__WRITTEN INSTRUCTION__: Exactly reproduce each entry, leaving out nothing.

[Items listed in a dataset]
- - - - -

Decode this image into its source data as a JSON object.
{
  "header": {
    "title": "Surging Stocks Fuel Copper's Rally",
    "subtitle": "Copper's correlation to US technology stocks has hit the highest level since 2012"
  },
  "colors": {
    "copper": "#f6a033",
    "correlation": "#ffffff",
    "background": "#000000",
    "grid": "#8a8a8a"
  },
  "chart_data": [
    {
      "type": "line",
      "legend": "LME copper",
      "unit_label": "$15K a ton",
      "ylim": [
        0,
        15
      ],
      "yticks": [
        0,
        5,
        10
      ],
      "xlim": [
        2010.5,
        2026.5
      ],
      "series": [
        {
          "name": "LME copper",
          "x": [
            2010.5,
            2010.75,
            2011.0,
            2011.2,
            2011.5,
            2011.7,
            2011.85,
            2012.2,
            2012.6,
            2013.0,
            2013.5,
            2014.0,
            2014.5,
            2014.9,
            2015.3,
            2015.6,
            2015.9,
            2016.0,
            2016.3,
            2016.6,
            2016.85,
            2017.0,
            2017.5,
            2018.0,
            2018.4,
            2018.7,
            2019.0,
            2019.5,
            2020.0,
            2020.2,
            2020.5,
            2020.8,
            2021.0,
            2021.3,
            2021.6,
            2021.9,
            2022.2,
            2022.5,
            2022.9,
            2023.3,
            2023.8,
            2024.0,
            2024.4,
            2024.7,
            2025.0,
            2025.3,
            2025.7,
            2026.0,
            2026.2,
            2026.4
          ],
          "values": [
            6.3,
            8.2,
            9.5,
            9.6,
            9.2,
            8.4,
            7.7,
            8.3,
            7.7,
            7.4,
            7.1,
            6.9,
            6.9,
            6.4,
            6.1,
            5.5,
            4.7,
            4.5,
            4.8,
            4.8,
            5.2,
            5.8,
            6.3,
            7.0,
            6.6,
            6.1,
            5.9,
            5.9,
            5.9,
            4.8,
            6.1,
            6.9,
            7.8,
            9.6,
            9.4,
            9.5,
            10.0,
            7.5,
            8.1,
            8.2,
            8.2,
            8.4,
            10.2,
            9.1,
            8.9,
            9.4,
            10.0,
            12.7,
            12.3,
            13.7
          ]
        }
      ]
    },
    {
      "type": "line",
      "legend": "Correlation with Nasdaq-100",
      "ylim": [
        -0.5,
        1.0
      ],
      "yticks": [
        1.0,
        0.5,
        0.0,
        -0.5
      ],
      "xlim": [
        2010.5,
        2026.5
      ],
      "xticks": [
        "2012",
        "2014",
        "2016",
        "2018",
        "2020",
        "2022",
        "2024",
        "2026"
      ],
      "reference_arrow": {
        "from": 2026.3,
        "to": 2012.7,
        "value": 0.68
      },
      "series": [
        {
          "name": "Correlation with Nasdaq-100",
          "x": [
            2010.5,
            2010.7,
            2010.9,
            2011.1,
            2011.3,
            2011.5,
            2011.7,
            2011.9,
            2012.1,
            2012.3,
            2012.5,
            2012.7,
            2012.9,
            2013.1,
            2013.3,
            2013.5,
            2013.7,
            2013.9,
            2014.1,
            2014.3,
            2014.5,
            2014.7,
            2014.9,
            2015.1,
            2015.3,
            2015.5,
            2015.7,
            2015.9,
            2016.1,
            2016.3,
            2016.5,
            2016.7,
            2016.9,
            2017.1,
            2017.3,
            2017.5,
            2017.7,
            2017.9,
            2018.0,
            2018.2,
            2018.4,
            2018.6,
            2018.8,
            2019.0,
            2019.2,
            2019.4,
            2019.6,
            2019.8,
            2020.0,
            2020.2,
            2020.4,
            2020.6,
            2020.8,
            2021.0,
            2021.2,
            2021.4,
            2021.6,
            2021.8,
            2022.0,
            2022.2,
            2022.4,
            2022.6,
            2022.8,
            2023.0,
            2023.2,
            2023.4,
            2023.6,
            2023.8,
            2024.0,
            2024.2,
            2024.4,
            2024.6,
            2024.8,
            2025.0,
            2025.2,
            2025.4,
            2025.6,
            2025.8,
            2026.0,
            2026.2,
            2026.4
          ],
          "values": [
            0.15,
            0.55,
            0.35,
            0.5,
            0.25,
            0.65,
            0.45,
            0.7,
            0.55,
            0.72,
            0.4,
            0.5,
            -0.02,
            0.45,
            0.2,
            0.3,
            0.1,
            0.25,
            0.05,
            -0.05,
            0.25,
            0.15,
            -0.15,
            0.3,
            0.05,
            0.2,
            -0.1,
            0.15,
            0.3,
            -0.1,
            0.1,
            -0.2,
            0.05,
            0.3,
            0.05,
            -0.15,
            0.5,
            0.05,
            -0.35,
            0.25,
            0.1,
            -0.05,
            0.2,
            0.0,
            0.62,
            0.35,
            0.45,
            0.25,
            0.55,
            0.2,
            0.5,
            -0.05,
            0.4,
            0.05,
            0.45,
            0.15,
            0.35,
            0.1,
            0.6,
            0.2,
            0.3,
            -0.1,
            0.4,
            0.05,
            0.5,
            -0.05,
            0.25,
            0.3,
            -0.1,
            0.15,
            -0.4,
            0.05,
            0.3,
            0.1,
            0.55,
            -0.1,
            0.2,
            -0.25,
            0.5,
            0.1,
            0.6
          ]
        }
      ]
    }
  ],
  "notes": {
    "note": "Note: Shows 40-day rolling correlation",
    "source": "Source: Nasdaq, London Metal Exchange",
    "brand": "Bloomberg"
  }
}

- - - - -

__EXPECTED ANSWER__:
Decode this image into its source data as a JSON object.
{
  "header": {
    "title": "Surging Stocks Fuel Copper's Rally",
    "subtitle": "Copper's correlation to US technology stocks has hit the highest level since 2012"
  },
  "colors": {
    "copper": "#f6a033",
    "correlation": "#ffffff",
    "background": "#000000",
    "grid": "#8a8a8a"
  },
  "chart_data": [
    {
      "type": "line",
      "legend": "LME copper",
      "unit_label": "$15K a ton",
      "ylim": [
        0,
        15
      ],
      "yticks": [
        0,
        5,
        10
      ],
      "xlim": [
        2010.5,
        2026.5
      ],
      "series": [
        {
          "name": "LME copper",
          "x": [
            2010.5,
            2010.75,
            2011.0,
            2011.2,
            2011.5,
            2011.7,
            2011.85,
            2012.2,
            2012.6,
            2013.0,
            2013.5,
            2014.0,
            2014.5,
            2014.9,
            2015.3,
            2015.6,
            2015.9,
            2016.0,
            2016.3,
            2016.6,
            2016.85,
            2017.0,
            2017.5,
            2018.0,
            2018.4,
            2018.7,
            2019.0,
            2019.5,
            2020.0,
            2020.2,
            2020.5,
            2020.8,
            2021.0,
            2021.3,
            2021.6,
            2021.9,
            2022.2,
            2022.5,
            2022.9,
            2023.3,
            2023.8,
            2024.0,
            2024.4,
            2024.7,
            2025.0,
            2025.3,
            2025.7,
            2026.0,
            2026.2,
            2026.4
          ],
          "values": [
            6.3,
            8.2,
            9.5,
            9.6,
            9.2,
            8.4,
            7.7,
            8.3,
            7.7,
            7.4,
            7.1,
            6.9,
            6.9,
            6.4,
            6.1,
            5.5,
            4.7,
            4.5,
            4.8,
            4.8,
            5.2,
            5.8,
            6.3,
            7.0,
            6.6,
            6.1,
            5.9,
            5.9,
            5.9,
            4.8,
            6.1,
            6.9,
            7.8,
            9.6,
            9.4,
            9.5,
            10.0,
            7.5,
            8.1,
            8.2,
            8.2,
            8.4,
            10.2,
            9.1,
            8.9,
            9.4,
            10.0,
            12.7,
            12.3,
            13.7
          ]
        }
      ]
    },
    {
      "type": "line",
      "legend": "Correlation with Nasdaq-100",
      "ylim": [
        -0.5,
        1.0
      ],
      "yticks": [
        1.0,
        0.5,
        0.0,
        -0.5
      ],
      "xlim": [
        2010.5,
        2026.5
      ],
      "xticks": [
        "2012",
        "2014",
        "2016",
        "2018",
        "2020",
        "2022",
        "2024",
        "2026"
      ],
      "reference_arrow": {
        "from": 2026.3,
        "to": 2012.7,
        "value": 0.68
      },
      "series": [
        {
          "name": "Correlation with Nasdaq-100",
          "x": [
            2010.5,
            2010.7,
            2010.9,
            2011.1,
            2011.3,
            2011.5,
            2011.7,
            2011.9,
            2012.1,
            2012.3,
            2012.5,
            2012.7,
            2012.9,
            2013.1,
            2013.3,
            2013.5,
            2013.7,
            2013.9,
            2014.1,
            2014.3,
            2014.5,
            2014.7,
            2014.9,
            2015.1,
            2015.3,
            2015.5,
            2015.7,
            2015.9,
            2016.1,
            2016.3,
            2016.5,
            2016.7,
            2016.9,
            2017.1,
            2017.3,
            2017.5,
            2017.7,
            2017.9,
            2018.0,
            2018.2,
            2018.4,
            2018.6,
            2018.8,
            2019.0,
            2019.2,
            2019.4,
            2019.6,
            2019.8,
            2020.0,
            2020.2,
            2020.4,
            2020.6,
            2020.8,
            2021.0,
            2021.2,
            2021.4,
            2021.6,
            2021.8,
            2022.0,
            2022.2,
            2022.4,
            2022.6,
            2022.8,
            2023.0,
            2023.2,
            2023.4,
            2023.6,
            2023.8,
            2024.0,
            2024.2,
            2024.4,
            2024.6,
            2024.8,
            2025.0,
            2025.2,
            2025.4,
            2025.6,
            2025.8,
            2026.0,
            2026.2,
            2026.4
          ],
          "values": [
            0.15,
            0.55,
            0.35,
            0.5,
            0.25,
            0.65,
            0.45,
            0.7,
            0.55,
            0.72,
            0.4,
            0.5,
            -0.02,
            0.45,
            0.2,
            0.3,
            0.1,
            0.25,
            0.05,
            -0.05,
            0.25,
            0.15,
            -0.15,
            0.3,
            0.05,
            0.2,
            -0.1,
            0.15,
            0.3,
            -0.1,
            0.1,
            -0.2,
            0.05,
            0.3,
            0.05,
            -0.15,
            0.5,
            0.05,
            -0.35,
            0.25,
            0.1,
            -0.05,
            0.2,
            0.0,
            0.62,
            0.35,
            0.45,
            0.25,
            0.55,
            0.2,
            0.5,
            -0.05,
            0.4,
            0.05,
            0.45,
            0.15,
            0.35,
            0.1,
            0.6,
            0.2,
            0.3,
            -0.1,
            0.4,
            0.05,
            0.5,
            -0.05,
            0.25,
            0.3,
            -0.1,
            0.15,
            -0.4,
            0.05,
            0.3,
            0.1,
            0.55,
            -0.1,
            0.2,
            -0.25,
            0.5,
            0.1,
            0.6
          ]
        }
      ]
    }
  ],
  "notes": {
    "note": "Note: Shows 40-day rolling correlation",
    "source": "Source: Nasdaq, London Metal Exchange",
    "brand": "Bloomberg"
  }
}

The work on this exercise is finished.